EXERCISE:
An exact copy of the records is required, minus the pictures they hold.

════════════════

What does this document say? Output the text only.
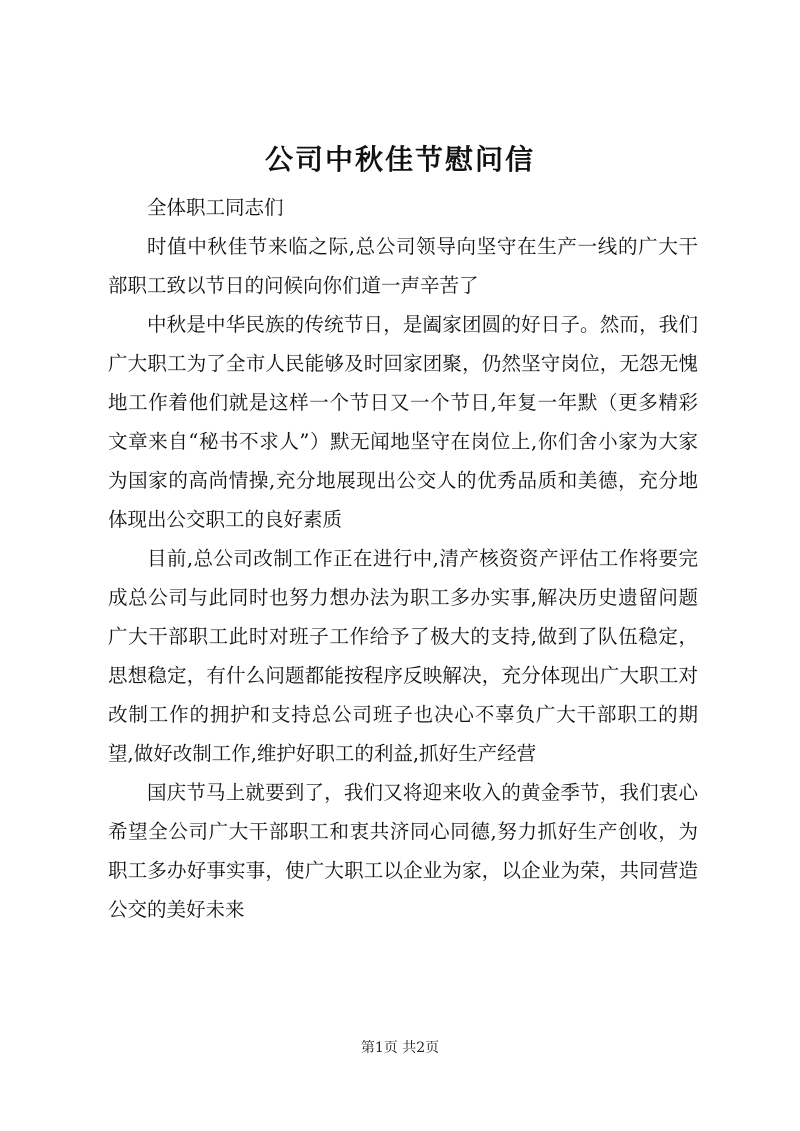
公司中秋佳节慰问信

全体职工同志们

时值中秋佳节来临之际,总公司领导向坚守在生产一线的广大干部职工致以节日的问候向你们道一声辛苦了

中秋是中华民族的传统节日，是阖家团圆的好日子。然而，我们广大职工为了全市人民能够及时回家团聚，仍然坚守岗位，无怨无愧地工作着他们就是这样一个节日又一个节日,年复一年默（更多精彩文章来自“秘书不求人”）默无闻地坚守在岗位上,你们舍小家为大家为国家的高尚情操,充分地展现出公交人的优秀品质和美德，充分地体现出公交职工的良好素质

目前,总公司改制工作正在进行中,清产核资资产评估工作将要完成总公司与此同时也努力想办法为职工多办实事,解决历史遗留问题广大干部职工此时对班子工作给予了极大的支持,做到了队伍稳定，思想稳定，有什么问题都能按程序反映解决，充分体现出广大职工对改制工作的拥护和支持总公司班子也决心不辜负广大干部职工的期望,做好改制工作,维护好职工的利益,抓好生产经营

国庆节马上就要到了，我们又将迎来收入的黄金季节，我们衷心希望全公司广大干部职工和衷共济同心同德,努力抓好生产创收，为职工多办好事实事，使广大职工以企业为家，以企业为荣，共同营造公交的美好未来

第1页 共2页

════════════════

TASK RESPONSE:
What does this document say? Output the text only.
公司中秋佳节慰问信

全体职工同志们

时值中秋佳节来临之际,总公司领导向坚守在生产一线的广大干部职工致以节日的问候向你们道一声辛苦了

中秋是中华民族的传统节日，是阖家团圆的好日子。然而，我们广大职工为了全市人民能够及时回家团聚，仍然坚守岗位，无怨无愧地工作着他们就是这样一个节日又一个节日,年复一年默（更多精彩文章来自“秘书不求人”）默无闻地坚守在岗位上,你们舍小家为大家为国家的高尚情操,充分地展现出公交人的优秀品质和美德，充分地体现出公交职工的良好素质

目前,总公司改制工作正在进行中,清产核资资产评估工作将要完成总公司与此同时也努力想办法为职工多办实事,解决历史遗留问题广大干部职工此时对班子工作给予了极大的支持,做到了队伍稳定，思想稳定，有什么问题都能按程序反映解决，充分体现出广大职工对改制工作的拥护和支持总公司班子也决心不辜负广大干部职工的期望,做好改制工作,维护好职工的利益,抓好生产经营

国庆节马上就要到了，我们又将迎来收入的黄金季节，我们衷心希望全公司广大干部职工和衷共济同心同德,努力抓好生产创收，为职工多办好事实事，使广大职工以企业为家，以企业为荣，共同营造公交的美好未来

第1页 共2页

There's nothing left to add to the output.